◆ **WHAT THE TASK REQUIRES**:
Express the lines of the listing from its first line through the line holding "processes-value: 144 [334, 398, 388, 419]", inclusive, as a JSON list of strings with one string per line. Leave out blank lines.

::: RECORD EXCERPTS

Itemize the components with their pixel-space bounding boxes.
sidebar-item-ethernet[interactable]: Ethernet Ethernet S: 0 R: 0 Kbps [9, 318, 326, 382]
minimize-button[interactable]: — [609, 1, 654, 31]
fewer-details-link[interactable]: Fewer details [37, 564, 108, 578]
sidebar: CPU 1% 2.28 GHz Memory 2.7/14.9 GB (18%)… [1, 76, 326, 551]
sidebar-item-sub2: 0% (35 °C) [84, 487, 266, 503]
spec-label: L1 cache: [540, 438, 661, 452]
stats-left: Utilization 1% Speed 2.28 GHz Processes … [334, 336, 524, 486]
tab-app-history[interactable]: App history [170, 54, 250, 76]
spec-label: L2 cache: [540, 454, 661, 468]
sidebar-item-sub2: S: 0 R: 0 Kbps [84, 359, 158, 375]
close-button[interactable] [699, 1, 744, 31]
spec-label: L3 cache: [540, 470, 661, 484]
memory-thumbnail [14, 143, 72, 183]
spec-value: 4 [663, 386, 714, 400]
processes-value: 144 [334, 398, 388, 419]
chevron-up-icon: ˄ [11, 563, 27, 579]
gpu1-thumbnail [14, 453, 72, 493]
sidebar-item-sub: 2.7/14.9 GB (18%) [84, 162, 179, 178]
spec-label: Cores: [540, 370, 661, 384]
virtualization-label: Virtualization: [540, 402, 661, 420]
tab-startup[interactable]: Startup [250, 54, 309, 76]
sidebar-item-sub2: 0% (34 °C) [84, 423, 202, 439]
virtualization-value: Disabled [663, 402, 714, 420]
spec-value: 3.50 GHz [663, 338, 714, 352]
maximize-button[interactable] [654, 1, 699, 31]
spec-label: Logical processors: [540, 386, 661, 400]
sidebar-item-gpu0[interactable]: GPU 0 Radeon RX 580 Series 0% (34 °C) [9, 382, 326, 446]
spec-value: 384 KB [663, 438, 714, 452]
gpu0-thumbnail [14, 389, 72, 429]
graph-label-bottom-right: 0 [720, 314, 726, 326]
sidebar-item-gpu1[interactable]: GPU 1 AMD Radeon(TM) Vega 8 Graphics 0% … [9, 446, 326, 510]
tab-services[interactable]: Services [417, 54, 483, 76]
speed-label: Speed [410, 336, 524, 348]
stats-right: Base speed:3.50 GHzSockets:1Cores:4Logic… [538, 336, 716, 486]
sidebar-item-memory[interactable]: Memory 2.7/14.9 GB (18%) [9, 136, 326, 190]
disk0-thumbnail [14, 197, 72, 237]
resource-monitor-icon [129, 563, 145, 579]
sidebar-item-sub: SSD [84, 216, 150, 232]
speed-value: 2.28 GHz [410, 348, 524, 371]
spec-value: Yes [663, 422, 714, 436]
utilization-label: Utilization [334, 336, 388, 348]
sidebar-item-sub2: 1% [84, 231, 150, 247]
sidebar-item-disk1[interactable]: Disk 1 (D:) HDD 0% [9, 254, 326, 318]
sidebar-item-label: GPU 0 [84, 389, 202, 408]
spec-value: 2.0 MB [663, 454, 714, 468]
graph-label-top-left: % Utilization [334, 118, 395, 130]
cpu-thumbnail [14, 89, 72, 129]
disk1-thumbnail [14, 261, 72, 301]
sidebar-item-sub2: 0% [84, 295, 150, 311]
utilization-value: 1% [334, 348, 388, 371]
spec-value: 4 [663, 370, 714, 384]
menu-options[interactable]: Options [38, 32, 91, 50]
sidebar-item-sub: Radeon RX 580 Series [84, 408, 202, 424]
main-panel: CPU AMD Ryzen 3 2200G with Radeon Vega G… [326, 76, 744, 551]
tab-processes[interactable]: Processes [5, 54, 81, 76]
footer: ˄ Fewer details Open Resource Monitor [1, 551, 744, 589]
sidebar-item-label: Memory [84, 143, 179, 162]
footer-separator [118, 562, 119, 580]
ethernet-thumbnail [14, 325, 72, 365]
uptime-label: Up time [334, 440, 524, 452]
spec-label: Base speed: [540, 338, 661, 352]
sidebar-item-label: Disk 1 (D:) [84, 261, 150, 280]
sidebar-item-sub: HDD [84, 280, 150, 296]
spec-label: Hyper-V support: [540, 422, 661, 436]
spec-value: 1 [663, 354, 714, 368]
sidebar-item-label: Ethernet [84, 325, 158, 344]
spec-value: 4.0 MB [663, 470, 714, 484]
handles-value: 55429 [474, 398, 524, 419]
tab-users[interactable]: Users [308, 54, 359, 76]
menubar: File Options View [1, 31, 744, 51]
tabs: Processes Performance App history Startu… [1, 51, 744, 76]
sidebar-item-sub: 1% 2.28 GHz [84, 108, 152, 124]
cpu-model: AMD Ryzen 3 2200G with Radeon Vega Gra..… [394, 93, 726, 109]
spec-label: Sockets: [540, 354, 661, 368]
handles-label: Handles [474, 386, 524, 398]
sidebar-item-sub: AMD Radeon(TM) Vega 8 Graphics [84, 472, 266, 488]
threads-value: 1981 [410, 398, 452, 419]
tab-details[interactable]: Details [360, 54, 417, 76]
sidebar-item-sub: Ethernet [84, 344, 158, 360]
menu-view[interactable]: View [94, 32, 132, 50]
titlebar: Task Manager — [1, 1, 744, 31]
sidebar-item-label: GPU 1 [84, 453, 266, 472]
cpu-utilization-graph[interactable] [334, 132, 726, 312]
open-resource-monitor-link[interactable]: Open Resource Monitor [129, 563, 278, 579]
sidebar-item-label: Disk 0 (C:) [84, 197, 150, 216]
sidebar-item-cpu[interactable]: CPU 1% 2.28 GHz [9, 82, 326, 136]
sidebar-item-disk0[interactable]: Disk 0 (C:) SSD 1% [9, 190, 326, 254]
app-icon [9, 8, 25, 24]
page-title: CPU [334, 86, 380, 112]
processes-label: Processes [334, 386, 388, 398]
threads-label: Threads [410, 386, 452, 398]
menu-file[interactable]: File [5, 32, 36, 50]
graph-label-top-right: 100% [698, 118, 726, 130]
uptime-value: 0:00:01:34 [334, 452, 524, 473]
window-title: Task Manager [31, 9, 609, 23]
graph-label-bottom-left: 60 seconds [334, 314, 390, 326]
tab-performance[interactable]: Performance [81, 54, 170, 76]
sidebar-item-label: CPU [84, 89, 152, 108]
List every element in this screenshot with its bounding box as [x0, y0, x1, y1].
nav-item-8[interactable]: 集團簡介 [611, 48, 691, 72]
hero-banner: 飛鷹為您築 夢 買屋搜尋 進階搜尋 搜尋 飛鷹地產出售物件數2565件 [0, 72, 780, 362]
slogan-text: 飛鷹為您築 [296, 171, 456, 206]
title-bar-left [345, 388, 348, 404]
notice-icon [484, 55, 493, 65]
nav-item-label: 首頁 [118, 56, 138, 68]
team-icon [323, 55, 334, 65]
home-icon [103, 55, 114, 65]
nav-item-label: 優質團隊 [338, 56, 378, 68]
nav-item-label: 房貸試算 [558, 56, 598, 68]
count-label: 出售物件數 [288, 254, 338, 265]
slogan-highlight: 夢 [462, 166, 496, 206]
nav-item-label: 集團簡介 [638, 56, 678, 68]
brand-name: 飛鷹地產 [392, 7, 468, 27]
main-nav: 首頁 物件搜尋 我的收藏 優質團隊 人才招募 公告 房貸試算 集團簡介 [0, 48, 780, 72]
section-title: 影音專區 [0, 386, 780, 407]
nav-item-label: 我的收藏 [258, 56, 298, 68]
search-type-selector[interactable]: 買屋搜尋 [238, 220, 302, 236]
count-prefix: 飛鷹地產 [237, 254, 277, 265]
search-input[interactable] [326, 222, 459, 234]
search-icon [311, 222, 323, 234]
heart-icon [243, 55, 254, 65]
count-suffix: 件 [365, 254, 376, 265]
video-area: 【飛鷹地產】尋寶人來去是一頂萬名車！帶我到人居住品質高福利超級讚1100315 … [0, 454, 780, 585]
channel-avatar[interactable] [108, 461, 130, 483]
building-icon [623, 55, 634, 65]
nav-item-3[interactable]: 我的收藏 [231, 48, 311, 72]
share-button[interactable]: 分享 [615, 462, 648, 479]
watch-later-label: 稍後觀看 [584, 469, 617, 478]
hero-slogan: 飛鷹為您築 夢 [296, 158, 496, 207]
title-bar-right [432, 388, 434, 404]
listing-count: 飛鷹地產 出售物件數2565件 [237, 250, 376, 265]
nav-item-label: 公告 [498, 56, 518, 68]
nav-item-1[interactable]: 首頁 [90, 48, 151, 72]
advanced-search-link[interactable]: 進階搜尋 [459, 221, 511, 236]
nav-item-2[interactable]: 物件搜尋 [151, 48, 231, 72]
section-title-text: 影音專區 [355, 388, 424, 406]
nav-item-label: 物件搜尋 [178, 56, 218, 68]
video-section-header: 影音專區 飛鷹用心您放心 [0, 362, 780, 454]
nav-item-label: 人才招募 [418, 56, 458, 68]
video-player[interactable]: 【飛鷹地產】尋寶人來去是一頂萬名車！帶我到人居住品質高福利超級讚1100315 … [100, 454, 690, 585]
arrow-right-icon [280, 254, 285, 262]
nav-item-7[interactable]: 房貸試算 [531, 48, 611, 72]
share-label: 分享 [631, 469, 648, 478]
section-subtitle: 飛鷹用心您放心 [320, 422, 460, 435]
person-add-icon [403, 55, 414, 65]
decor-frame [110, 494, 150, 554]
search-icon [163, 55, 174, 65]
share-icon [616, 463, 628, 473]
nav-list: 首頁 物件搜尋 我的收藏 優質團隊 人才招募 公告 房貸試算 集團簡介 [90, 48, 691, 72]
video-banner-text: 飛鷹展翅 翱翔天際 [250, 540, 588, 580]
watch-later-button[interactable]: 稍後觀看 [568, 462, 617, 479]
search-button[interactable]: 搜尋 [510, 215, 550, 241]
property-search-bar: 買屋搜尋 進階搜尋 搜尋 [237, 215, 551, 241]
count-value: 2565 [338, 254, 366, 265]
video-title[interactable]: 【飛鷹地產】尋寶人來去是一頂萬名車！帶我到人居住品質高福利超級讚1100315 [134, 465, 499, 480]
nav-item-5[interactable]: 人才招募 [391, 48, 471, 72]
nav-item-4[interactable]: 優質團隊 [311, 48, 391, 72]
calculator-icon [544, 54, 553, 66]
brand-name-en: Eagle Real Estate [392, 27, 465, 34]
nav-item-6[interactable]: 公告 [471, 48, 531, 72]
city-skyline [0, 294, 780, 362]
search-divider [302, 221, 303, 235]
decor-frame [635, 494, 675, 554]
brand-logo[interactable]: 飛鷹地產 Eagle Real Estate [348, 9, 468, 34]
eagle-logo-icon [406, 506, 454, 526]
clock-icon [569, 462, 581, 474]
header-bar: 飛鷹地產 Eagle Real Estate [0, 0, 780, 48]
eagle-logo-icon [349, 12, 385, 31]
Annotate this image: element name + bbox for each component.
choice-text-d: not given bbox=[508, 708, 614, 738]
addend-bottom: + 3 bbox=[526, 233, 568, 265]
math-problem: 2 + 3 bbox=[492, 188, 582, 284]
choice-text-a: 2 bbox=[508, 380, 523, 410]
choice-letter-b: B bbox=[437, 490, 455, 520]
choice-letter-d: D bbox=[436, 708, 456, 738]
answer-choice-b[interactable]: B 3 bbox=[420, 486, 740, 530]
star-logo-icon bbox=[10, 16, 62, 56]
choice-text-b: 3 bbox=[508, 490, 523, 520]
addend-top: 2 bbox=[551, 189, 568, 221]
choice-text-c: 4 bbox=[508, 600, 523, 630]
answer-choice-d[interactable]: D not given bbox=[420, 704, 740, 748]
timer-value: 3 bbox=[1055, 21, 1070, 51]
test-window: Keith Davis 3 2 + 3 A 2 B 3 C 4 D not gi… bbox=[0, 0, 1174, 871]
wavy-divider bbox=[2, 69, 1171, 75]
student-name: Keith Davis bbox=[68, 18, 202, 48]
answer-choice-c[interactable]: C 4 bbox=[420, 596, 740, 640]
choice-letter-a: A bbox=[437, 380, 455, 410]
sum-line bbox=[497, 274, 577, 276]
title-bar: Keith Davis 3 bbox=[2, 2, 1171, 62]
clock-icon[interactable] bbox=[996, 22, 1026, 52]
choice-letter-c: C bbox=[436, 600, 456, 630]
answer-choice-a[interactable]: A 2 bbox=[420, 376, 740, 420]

::::::

◆ **CORRECT OUTPUT**:
[
  "Itemize the components with their pixel-space bounding boxes.",
  "sidebar-item-ethernet[interactable]: Ethernet Ethernet S: 0 R: 0 Kbps [9, 318, 326, 382]",
  "minimize-button[interactable]: — [609, 1, 654, 31]",
  "fewer-details-link[interactable]: Fewer details [37, 564, 108, 578]",
  "sidebar: CPU 1% 2.28 GHz Memory 2.7/14.9 GB (18%)… [1, 76, 326, 551]",
  "sidebar-item-sub2: 0% (35 °C) [84, 487, 266, 503]",
  "spec-label: L1 cache: [540, 438, 661, 452]",
  "stats-left: Utilization 1% Speed 2.28 GHz Processes … [334, 336, 524, 486]",
  "tab-app-history[interactable]: App history [170, 54, 250, 76]",
  "spec-label: L2 cache: [540, 454, 661, 468]",
  "sidebar-item-sub2: S: 0 R: 0 Kbps [84, 359, 158, 375]",
  "close-button[interactable] [699, 1, 744, 31]",
  "spec-label: L3 cache: [540, 470, 661, 484]",
  "memory-thumbnail [14, 143, 72, 183]",
  "spec-value: 4 [663, 386, 714, 400]",
  "processes-value: 144 [334, 398, 388, 419]"
]